Give every line of the data again, unchanged, but with no pictures.

-=-=-

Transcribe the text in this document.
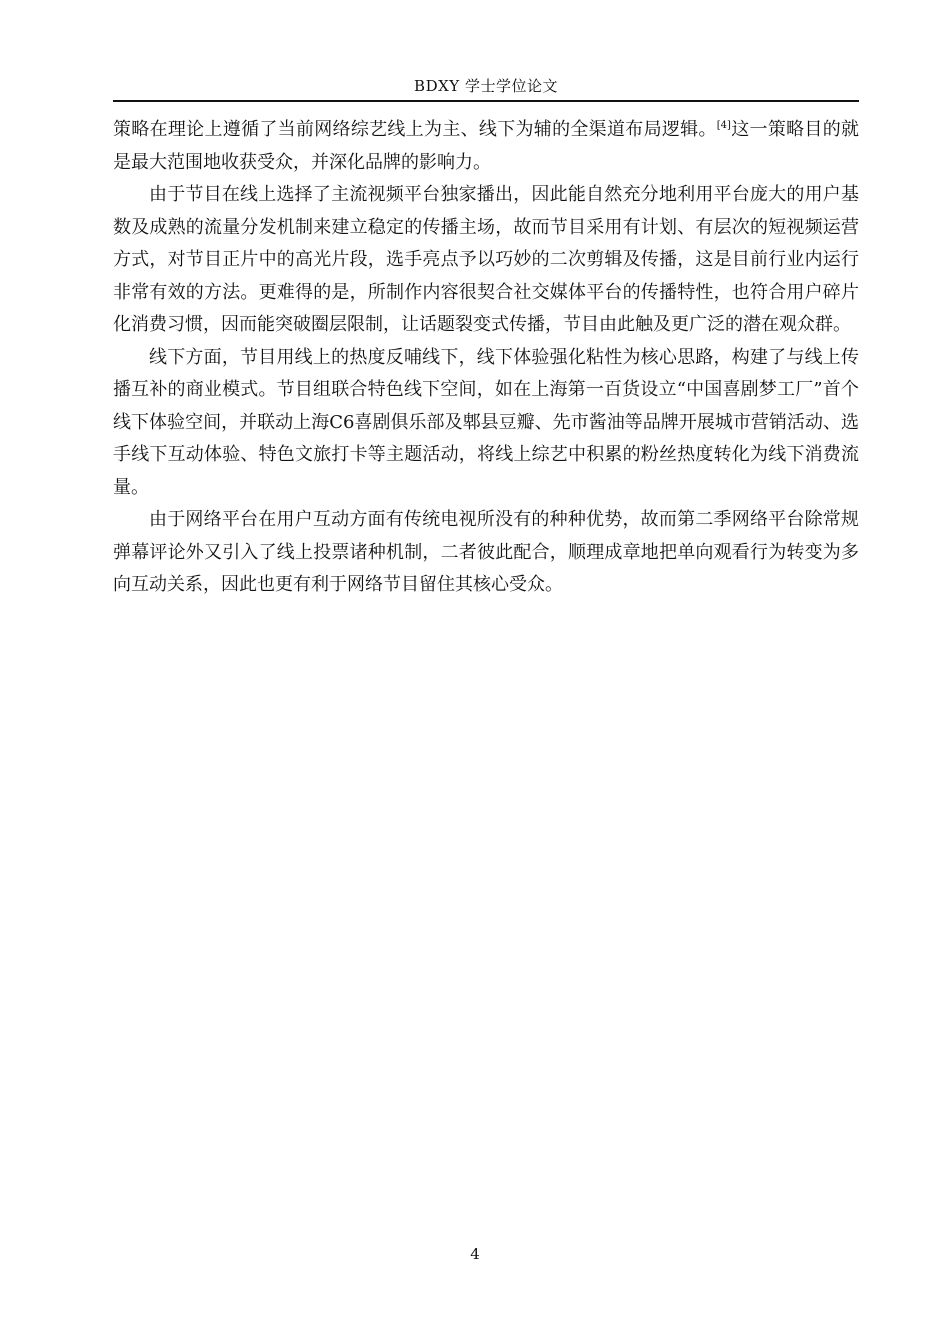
BDXY 学士学位论文

策略在理论上遵循了当前网络综艺线上为主、线下为辅的全渠道布局逻辑。[4]这一策略目的就是最大范围地收获受众，并深化品牌的影响力。

由于节目在线上选择了主流视频平台独家播出，因此能自然充分地利用平台庞大的用户基数及成熟的流量分发机制来建立稳定的传播主场，故而节目采用有计划、有层次的短视频运营方式，对节目正片中的高光片段，选手亮点予以巧妙的二次剪辑及传播，这是目前行业内运行非常有效的方法。更难得的是，所制作内容很契合社交媒体平台的传播特性，也符合用户碎片化消费习惯，因而能突破圈层限制，让话题裂变式传播，节目由此触及更广泛的潜在观众群。

线下方面，节目用线上的热度反哺线下，线下体验强化粘性为核心思路，构建了与线上传播互补的商业模式。节目组联合特色线下空间，如在上海第一百货设立“中国喜剧梦工厂”首个线下体验空间，并联动上海C6喜剧俱乐部及郫县豆瓣、先市酱油等品牌开展城市营销活动、选手线下互动体验、特色文旅打卡等主题活动，将线上综艺中积累的粉丝热度转化为线下消费流量。

由于网络平台在用户互动方面有传统电视所没有的种种优势，故而第二季网络平台除常规弹幕评论外又引入了线上投票诸种机制，二者彼此配合，顺理成章地把单向观看行为转变为多向互动关系，因此也更有利于网络节目留住其核心受众。

4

-=-=-

Output:
Transcribe the text in this document.
BDXY 学士学位论文

策略在理论上遵循了当前网络综艺线上为主、线下为辅的全渠道布局逻辑。[4]这一策略目的就是最大范围地收获受众，并深化品牌的影响力。

由于节目在线上选择了主流视频平台独家播出，因此能自然充分地利用平台庞大的用户基数及成熟的流量分发机制来建立稳定的传播主场，故而节目采用有计划、有层次的短视频运营方式，对节目正片中的高光片段，选手亮点予以巧妙的二次剪辑及传播，这是目前行业内运行非常有效的方法。更难得的是，所制作内容很契合社交媒体平台的传播特性，也符合用户碎片化消费习惯，因而能突破圈层限制，让话题裂变式传播，节目由此触及更广泛的潜在观众群。

线下方面，节目用线上的热度反哺线下，线下体验强化粘性为核心思路，构建了与线上传播互补的商业模式。节目组联合特色线下空间，如在上海第一百货设立“中国喜剧梦工厂”首个线下体验空间，并联动上海C6喜剧俱乐部及郫县豆瓣、先市酱油等品牌开展城市营销活动、选手线下互动体验、特色文旅打卡等主题活动，将线上综艺中积累的粉丝热度转化为线下消费流量。

由于网络平台在用户互动方面有传统电视所没有的种种优势，故而第二季网络平台除常规弹幕评论外又引入了线上投票诸种机制，二者彼此配合，顺理成章地把单向观看行为转变为多向互动关系，因此也更有利于网络节目留住其核心受众。

4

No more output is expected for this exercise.